▸ ERFORDERLICHE SCHRITTE
a. Gib aus dem Text über den Lichtenauer Bahnhof die Stelle wortgetreu wieder, die mit den Worten "Erst drei Jahrzehnte" beginnt und nach "einmal entstehen werde...!" endet.
b. Wie lautet der Satz „Begonnen hat die Geschichte schon im Jahr 1831.“ aus dem Text über den Lichtenauer Bahnhof auf Englisch?
c. Wie geht der Text über den Lichtenauer Bahnhof nach seinem letzten Satz weiter? Schreibe eine passende Fortsetzung.

Der Bahnhof Lichtenau - Ulm
Unser Heimatbahnhof im geschichtlichen Rückblick
Kilometer 26,0 - so lautete die offizielle Kilometermarkierung an den Wänden des alten Lichtenauer Bahnhofs an der ehemaligen Lokalbahnstrecke Kehl - Lichtenau - Bühl.
Kaum jemand der jüngeren Lichtenauer Bevölkerung kennt die Bahnlinie noch, die von 1892 bis 1980 ihren Weg durch den Lichtenauer Ortskern nahm. Ein kurzer eisenbahngeschichtlicher Rückblick soll dies aufklären.
Begonnen hat die Geschichte schon im Jahr 1831. In Baden begann die Zeit des politisch liberalen Aufschwungs. Der badische Landtagsabgeordnete Fecht forderte, dass das moderne Verkehrsmittel „Eisenbahn“ baldmöglichst in Baden Einzug halten solle. Auch der große Visionär und Ökonom Friedrich List brachte 1833 eine Bahnlinie von Mannheim dem Rhein entlang bis Kehl und weiter bis Freiburg und Basel ins Gespräch. Zwischen den Jahren 1840 bis 1845 wurde eine solche Strecke, allerdings in Gebirgsnähe, als großherzoglich badische Staatsbahnlinie gebaut.
Erst drei Jahrzehnte später kam die sogenannte „Rheinuferbahn“ wieder ins Gespräch. 29 Gemeinden entlang des Rheins zwischen Kehl und Baden-Oos forderten 1869/70 den Bau einer solchen Bahnlinie. Im Bericht der badischen Eisenbahnkommission vom 5.März 1870, welche vom Abgeordneten Robert Gerwig verfasst wurde, gab es einige Einwendungen. In seiner Stellungnahme kam zum Ausdruck, dass die Bahn von Oos nach Kehl nur eine unwichtige lokale Bedeutung habe und „irgendwann“ einmal entstehen werde...!
Wieder vergingen einige Jahre, ehe diese Rheinuferbahn erneut ins Gespräch kam. Zu verdanken hatten dies die Gemeinden und Dörfer im Hanauerland der Straßburger Straßenbahn-Gesellschaft (SSB), die 1885 ihr Straßenbahnnetz rechtsrheinisch ausbauen wollte. Erwähnt werden sollte allerdings noch, das Straßburg und das Elsaß seit 1870/71 zum Deutschen Reich gehörten.

▸ GEGEBENE DATEN
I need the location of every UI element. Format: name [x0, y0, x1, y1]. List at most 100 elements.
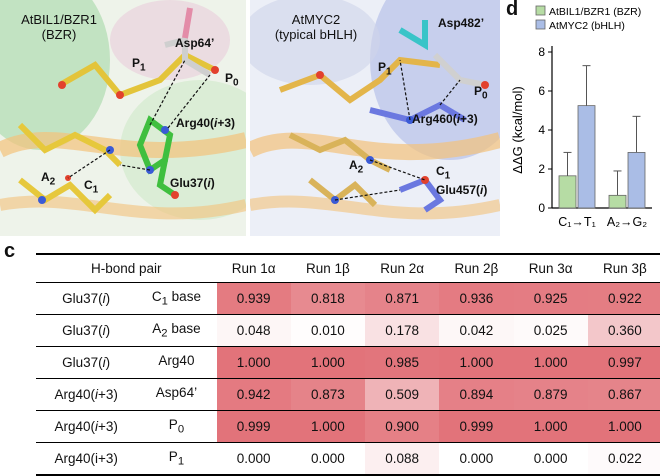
label-bzr-p1-text: P	[132, 56, 141, 70]
occupancy-cell: 0.088	[365, 442, 440, 475]
label-myc-p1: P1	[378, 60, 392, 77]
residue-suffix: )	[105, 323, 111, 338]
label-bzr-a2: A2	[41, 170, 55, 187]
occupancy-cell: 0.022	[587, 442, 660, 475]
label-myc-p0-text: P	[474, 84, 483, 98]
y-axis-label: ΔΔG (kcal/mol)	[510, 86, 525, 173]
label-myc-glu-text: Glu457(	[436, 183, 481, 197]
occupancy-cell: 0.871	[365, 282, 440, 315]
x-tick-label: A₂→G₂	[607, 215, 647, 229]
residue-index: i	[94, 387, 98, 402]
y-tick-label: 2	[538, 162, 545, 176]
occupancy-cell: 0.025	[513, 314, 588, 347]
occupancy-cell: 0.925	[513, 282, 588, 315]
header-run: Run 1β	[306, 261, 350, 276]
label-bzr-arg-text: Arg40(	[176, 116, 215, 130]
legend-label: AtBIL1/BZR1 (BZR)	[549, 6, 641, 18]
occupancy-cell: 0.999	[439, 410, 514, 443]
partner-cell: P1	[136, 443, 216, 476]
label-myc-arg-tail: +3)	[460, 112, 478, 126]
legend-label: AtMYC2 (bHLH)	[549, 20, 625, 32]
occupancy-cell: 0.360	[587, 314, 660, 347]
occupancy-cell: 0.178	[365, 314, 440, 347]
label-bzr-c1-text: C	[84, 178, 93, 192]
bar	[558, 175, 577, 209]
table-row: Arg40(i+3) P0 0.999 1.000 0.900 0.999 1.000 1.0…	[36, 410, 660, 443]
residue-name: Arg40(	[54, 387, 95, 402]
occupancy-cell: 0.000	[216, 442, 291, 475]
structure-render-bzr	[0, 0, 246, 236]
residue-cell: Arg40(i+3)	[36, 411, 136, 443]
label-bzr-glu-tail: )	[210, 176, 215, 190]
y-tick-label: 8	[538, 45, 545, 59]
panel-letter-c: c	[4, 240, 16, 262]
partner-name: Asp64’	[155, 385, 198, 401]
label-bzr-arg: Arg40(i+3)	[176, 116, 235, 130]
partner-cell: Asp64’	[136, 379, 216, 411]
structure-title-myc-line1: AtMYC2	[291, 12, 341, 27]
label-bzr-p0-text: P	[225, 71, 234, 85]
occupancy-cell: 0.873	[290, 378, 366, 411]
legend-swatch	[535, 5, 546, 16]
header-run: Run 2α	[380, 261, 425, 276]
label-myc-p0: P0	[474, 84, 488, 101]
table-row: Arg40(i+3) Asp64’ 0.942 0.873 0.509 0.894 0.87…	[36, 378, 660, 411]
y-tick-label: 0	[538, 201, 545, 215]
occupancy-cell: 0.867	[587, 378, 660, 411]
occupancy-cell: 1.000	[513, 346, 588, 379]
occupancy-cell: 0.939	[216, 282, 291, 315]
residue-suffix: +3)	[97, 419, 118, 434]
occupancy-cell: 0.997	[587, 346, 660, 379]
occupancy-cell: 0.985	[365, 346, 440, 379]
occupancy-cell: 0.818	[290, 282, 366, 315]
occupancy-cell: 1.000	[439, 346, 514, 379]
occupancy-cell: 0.048	[216, 314, 291, 347]
residue-index: i	[102, 323, 106, 338]
residue-cell: Glu37(i)	[36, 283, 136, 315]
structure-title-bzr-line1: AtBIL1/BZR1	[21, 12, 97, 27]
partner-cell: Arg40	[136, 347, 216, 379]
header-run: Run 3α	[528, 261, 573, 276]
label-myc-p1-sub: 1	[386, 66, 392, 78]
legend-swatch	[535, 19, 546, 30]
header-hbond-pair: H-bond pair	[91, 261, 162, 276]
occupancy-cell: 1.000	[290, 410, 366, 443]
partner-suffix: base	[167, 289, 201, 305]
partner-name: C	[151, 289, 162, 305]
occupancy-cell: 0.010	[290, 314, 366, 347]
bar	[608, 194, 627, 209]
label-myc-a2-sub: 2	[357, 164, 364, 176]
label-bzr-a2-sub: 2	[49, 176, 56, 188]
bar	[627, 152, 646, 209]
header-run: Run 2β	[454, 261, 499, 276]
label-myc-arg-text: Arg460(	[412, 112, 457, 126]
table-row: Glu37(i) A2 base 0.048 0.010 0.178 0.042 0.025…	[36, 314, 660, 347]
label-myc-glu: Glu457(i)	[436, 183, 487, 197]
structure-title-bzr: AtBIL1/BZR1 (BZR)	[14, 12, 104, 42]
partner-name: P	[168, 449, 178, 465]
occupancy-cell: 0.000	[513, 442, 588, 475]
label-myc-asp: Asp482’	[438, 16, 485, 30]
structure-render-myc	[250, 0, 500, 236]
label-myc-a2: A2	[349, 158, 363, 175]
label-myc-a2-text: A	[349, 158, 358, 172]
label-bzr-p0: P0	[225, 71, 239, 88]
residue-cell: Glu37(i)	[36, 347, 136, 379]
partner-subscript: 2	[161, 327, 168, 340]
occupancy-cell: 0.942	[216, 378, 291, 411]
occupancy-cell: 0.000	[439, 442, 514, 475]
panel-letter-d: d	[506, 0, 519, 20]
label-myc-c1-text: C	[436, 164, 445, 178]
label-bzr-glu-i: i	[207, 176, 211, 190]
occupancy-cell: 1.000	[587, 410, 660, 443]
structure-title-myc-line2: (typical bHLH)	[274, 27, 358, 42]
label-myc-c1-sub: 1	[444, 170, 451, 182]
occupancy-cell: 0.936	[439, 282, 514, 315]
bar	[577, 105, 596, 209]
label-myc-arg-i: i	[456, 112, 461, 126]
occupancy-cell: 0.922	[587, 282, 660, 315]
label-bzr-arg-tail: +3)	[217, 116, 236, 130]
label-bzr-asp: Asp64’	[175, 36, 215, 50]
partner-subscript: 0	[177, 423, 185, 436]
structure-title-myc: AtMYC2 (typical bHLH)	[268, 12, 364, 42]
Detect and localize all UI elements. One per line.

▸ DIE ERGEBNISSE
a.
Erst drei Jahrzehnte später kam die sogenannte „Rheinuferbahn“ wieder ins Gespräch. 29 Gemeinden entlang des Rheins zwischen Kehl und Baden-Oos forderten 1869/70 den Bau einer solchen Bahnlinie. Im Bericht der badischen Eisenbahnkommission vom 5.März 1870, welche vom Abgeordneten Robert Gerwig verfasst wurde, gab es einige Einwendungen. In seiner Stellungnahme kam zum Ausdruck, dass die Bahn von Oos nach Kehl nur eine unwichtige lokale Bedeutung habe und „irgendwann“ einmal entstehen werde...!

b. The story began as early as 1831.

c.
Schon einige Zeit vorher befasste sich parallel dazu ein so genanntes „Initiativkomitee für Erbauung der Straßenbahn Kehl - Lichtenau“ mit der Ausarbeitung reines rechtsrheinischen Straßenbahnprojektes. Doch die Kostenvoranschläge für den Bau dieser Bahn waren zu hoch. Erst der Straßburger Ingenieur Single erarbeitete einen wesentlich günstigeren Kostenvoranschlag, der am 16. Januar 1888 beim badischen Landtag eingereicht wurde. Der badische Landtag stimmte am 5. Mai 1888 dem Gesetz zum Bau einer Lokalbahn von Kehl nach Lichtenau mit späterer Fortsetzung nach Bühl zu. Am 30. April 1890 wurde die Konzession an die Straßburger Straßenbahn erteilt.
Für Lichtenau waren 1890 drei Varianten in Planung.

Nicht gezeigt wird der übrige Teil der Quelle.